> Source extract
= Beginning of Section =

Every box set has to have a weak point and this set is no exception. Luckily, it’s actually rather easy to skip it: it’s the first 10 episodes on the set, which fans will know as the Garlic Jr. Saga. Now, Dead Zone was quite a fun movie, but its TV series sequel is just downright awful. The fighting is really boring, the villains aren’t interesting at all, and Garlic Jr. just doesn’t have that maniacal magic he had in the movie. Not to mention the story is utterly awful and the subplot of Kami and Popo traveling to the Shishinken in order to deliver the Holy Water is all kinds of stupidity. Yes, it does give those two something to do and this story allows our heroes to win without the help of Goku, but that only works if the story supports it. Just because Goku doesn’t appear doesn’t mean a story is automatically good, it just means Goku doesn’t appear, obviously. Looking back, the only real positive thing I have to say about the piece of dreck known as the Garlic Jr. Saga is that Gohan’s shield is given some visual flair instead of the usual perfect circle. When that is an arc’s greatest strength, you know you’ve got problems.

Amazing how Vegeta and Trunks' debut transformations completely outclass Goku's.Unfortunately, the Garlic Jr. Saga also comes with the hideous animation from the Freeza Saga, complete with bland and pale coloring and unimaginative storyboarding. Luckily, the first section of the Cell Saga refreshes the color palette, adding some purples and browns to the endless shades of light green and teal that plagued the previous sixty or so episodes. It may be in part due to the change in character designs, but the animation teams really step things up during this saga. Trunks’ entrance is a sight to behold, and the Androids all have wonderful animation. Thankfully, the various Super Saiyans also finally receive some good animation, making them look as cool as they are. However, not everything is perfect, as some episodes have weaker animation and some of the SS shots are Freeza Saga-bland (Vegeta vs. Android 19 is a good example). As with the other sets, the widescreen is back and the animation is still somewhat bright, but by now I’ve gotten used to it so it doesn’t bother me as much. Though we’ll see whenever I actually get an HDTV.

When this saga was first dubbed, it was the first time the FUNimation cast had truly settled into their roles, so much of the original dub is similar in quality to the earlier redubs of the first three seasons. The only real changes are Kyle Hebert as the narrator and a de-modulation of Android 19’s voice so that now one can actually understand what he’s saying. Everyone else sounds normal, which is a good thing or a bad thing depending on your taste. The script isn’t quite as awful as the third season’s, but there are still some glaring inaccuracies and still way too much talking, but it does have some really great lines, my favorite being Vegeta’s “The sleeper has awakened! I am the prince of all Saiyans once again!” The Japanese cast performs at their usual level, though I’m still not a big fan of Masako Nozawa’s adult Goku, and the Japanese music again makes the dub seem even better, especially during an early episode where we get to hear an instrumental version of the first opening theme, “Head Cha La.”

Funniest episode in the entire series made funnier with the Japanese music.Unfortunately, the extras remain mostly the same. The set comes with a booklet featuring the various characters and episode summaries, along with trailers and textless songs on Disc 6. It would’ve been really nice if they had included some of the kickass Toonami promos from back in the day or some cast auditions or a retrospective featurette or something, but alas we get nothing of the sort. And to top things off, we still have the hideous orange blob packaging. Why can’t the people who designed the packaging for Trinity Blood, Basilisk, or Solty Rei design the packaging for this series?

Overall, after a disastrous third season, Dragonball Z gets back into the good stuff with the Cell Saga. Just remember to start watching at the end of Disc 2, skipping the Garlic Jr. Saga.

Dragonball Z: Season Four includes episodes 108 through 139.

= End of Section =

> Source data
= Beginning of Section =

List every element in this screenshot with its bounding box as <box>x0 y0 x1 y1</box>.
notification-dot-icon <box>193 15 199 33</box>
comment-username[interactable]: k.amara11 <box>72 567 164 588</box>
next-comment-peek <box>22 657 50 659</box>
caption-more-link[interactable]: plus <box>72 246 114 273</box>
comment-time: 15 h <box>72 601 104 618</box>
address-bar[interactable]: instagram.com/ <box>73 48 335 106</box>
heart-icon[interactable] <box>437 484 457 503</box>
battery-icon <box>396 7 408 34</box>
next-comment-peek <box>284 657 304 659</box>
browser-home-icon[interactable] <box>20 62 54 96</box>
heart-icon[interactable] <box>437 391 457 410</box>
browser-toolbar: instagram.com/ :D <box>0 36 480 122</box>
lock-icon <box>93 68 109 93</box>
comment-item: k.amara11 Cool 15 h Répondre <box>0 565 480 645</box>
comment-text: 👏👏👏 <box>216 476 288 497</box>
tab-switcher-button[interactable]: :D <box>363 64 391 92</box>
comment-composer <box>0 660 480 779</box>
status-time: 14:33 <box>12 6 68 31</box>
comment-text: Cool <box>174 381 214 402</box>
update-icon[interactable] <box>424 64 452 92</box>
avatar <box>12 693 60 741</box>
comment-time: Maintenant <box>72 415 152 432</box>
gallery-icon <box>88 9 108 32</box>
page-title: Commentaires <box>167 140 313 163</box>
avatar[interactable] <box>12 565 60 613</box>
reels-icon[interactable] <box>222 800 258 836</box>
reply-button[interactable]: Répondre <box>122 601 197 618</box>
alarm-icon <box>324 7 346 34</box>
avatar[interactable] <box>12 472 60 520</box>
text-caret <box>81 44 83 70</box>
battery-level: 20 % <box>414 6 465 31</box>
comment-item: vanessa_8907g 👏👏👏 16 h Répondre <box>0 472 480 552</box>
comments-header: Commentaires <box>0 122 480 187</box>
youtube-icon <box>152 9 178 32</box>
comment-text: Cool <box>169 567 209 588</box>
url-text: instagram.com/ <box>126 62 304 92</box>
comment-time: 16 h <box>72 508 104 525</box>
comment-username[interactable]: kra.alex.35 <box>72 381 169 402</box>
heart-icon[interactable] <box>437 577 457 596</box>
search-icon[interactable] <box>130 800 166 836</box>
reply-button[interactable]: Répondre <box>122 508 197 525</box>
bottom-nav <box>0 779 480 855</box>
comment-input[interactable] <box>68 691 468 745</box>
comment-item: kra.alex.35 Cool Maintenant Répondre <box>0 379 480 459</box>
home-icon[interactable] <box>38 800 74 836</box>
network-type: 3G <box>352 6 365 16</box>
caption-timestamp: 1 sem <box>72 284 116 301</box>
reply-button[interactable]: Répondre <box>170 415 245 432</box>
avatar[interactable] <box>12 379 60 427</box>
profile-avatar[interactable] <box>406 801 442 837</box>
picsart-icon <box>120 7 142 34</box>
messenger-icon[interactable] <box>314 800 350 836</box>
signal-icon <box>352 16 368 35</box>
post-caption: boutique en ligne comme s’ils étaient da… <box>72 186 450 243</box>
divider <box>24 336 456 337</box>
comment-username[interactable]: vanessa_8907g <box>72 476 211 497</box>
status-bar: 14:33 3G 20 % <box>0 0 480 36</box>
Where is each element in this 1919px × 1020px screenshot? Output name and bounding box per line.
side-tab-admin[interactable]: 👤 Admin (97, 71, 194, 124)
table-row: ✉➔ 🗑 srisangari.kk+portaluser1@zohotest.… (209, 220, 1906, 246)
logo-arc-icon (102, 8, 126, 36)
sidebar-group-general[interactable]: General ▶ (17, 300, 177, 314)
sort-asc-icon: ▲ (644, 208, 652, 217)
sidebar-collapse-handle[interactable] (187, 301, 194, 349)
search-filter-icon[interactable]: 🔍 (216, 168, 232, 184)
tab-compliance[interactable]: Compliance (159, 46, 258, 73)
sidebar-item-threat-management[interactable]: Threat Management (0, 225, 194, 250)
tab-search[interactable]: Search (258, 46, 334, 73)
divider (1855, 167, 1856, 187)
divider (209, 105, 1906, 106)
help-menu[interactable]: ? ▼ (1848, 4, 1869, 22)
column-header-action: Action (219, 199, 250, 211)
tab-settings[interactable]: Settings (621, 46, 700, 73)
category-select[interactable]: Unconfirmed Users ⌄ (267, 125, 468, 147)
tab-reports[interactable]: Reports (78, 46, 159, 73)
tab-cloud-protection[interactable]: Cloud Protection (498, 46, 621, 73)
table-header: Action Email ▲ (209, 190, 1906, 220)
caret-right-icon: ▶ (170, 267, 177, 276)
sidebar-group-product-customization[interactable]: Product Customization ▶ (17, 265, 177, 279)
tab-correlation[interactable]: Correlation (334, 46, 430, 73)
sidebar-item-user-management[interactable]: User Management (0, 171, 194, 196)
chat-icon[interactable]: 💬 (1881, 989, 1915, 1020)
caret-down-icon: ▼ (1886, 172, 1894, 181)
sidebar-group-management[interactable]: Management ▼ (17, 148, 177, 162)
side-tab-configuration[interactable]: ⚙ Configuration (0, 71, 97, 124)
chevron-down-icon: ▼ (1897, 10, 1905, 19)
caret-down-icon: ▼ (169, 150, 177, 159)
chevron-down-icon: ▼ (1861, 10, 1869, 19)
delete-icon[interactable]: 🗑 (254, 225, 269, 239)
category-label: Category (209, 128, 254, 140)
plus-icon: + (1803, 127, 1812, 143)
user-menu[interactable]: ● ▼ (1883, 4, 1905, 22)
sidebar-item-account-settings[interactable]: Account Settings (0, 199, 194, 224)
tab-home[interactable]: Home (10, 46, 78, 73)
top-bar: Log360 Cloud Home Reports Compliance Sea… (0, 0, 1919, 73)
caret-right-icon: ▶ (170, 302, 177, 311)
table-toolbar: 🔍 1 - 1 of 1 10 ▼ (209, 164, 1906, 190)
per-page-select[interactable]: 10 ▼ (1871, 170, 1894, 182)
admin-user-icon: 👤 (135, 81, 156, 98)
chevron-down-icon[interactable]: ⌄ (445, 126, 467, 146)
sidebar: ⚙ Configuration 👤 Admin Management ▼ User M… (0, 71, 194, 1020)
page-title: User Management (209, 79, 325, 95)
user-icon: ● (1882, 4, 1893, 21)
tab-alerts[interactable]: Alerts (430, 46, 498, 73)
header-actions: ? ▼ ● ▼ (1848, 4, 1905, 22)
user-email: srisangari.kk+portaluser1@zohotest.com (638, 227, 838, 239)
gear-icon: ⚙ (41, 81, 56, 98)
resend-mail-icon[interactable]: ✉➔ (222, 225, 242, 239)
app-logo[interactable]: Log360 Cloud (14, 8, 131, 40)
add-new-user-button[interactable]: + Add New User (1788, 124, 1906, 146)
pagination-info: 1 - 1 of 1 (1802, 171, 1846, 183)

= End of Section =

> List of tasks
(1) Repeat the Dragonball Z review word for word, everything from "Funniest episode in" down to "skipping the Garlic Jr. Saga.".
(2) According to the Dragonball Z review, who is the narrator in this season's dub?

> Expected responses
(1)
Funniest episode in the entire series made funnier with the Japanese music.Unfortunately, the extras remain mostly the same. The set comes with a booklet featuring the various characters and episode summaries, along with trailers and textless songs on Disc 6. It would’ve been really nice if they had included some of the kickass Toonami promos from back in the day or some cast auditions or a retrospective featurette or something, but alas we get nothing of the sort. And to top things off, we still have the hideous orange blob packaging. Why can’t the people who designed the packaging for Trinity Blood, Basilisk, or Solty Rei design the packaging for this series?

Overall, after a disastrous third season, Dragonball Z gets back into the good stuff with the Cell Saga. Just remember to start watching at the end of Disc 2, skipping the Garlic Jr. Saga.

(2) Kyle Hebert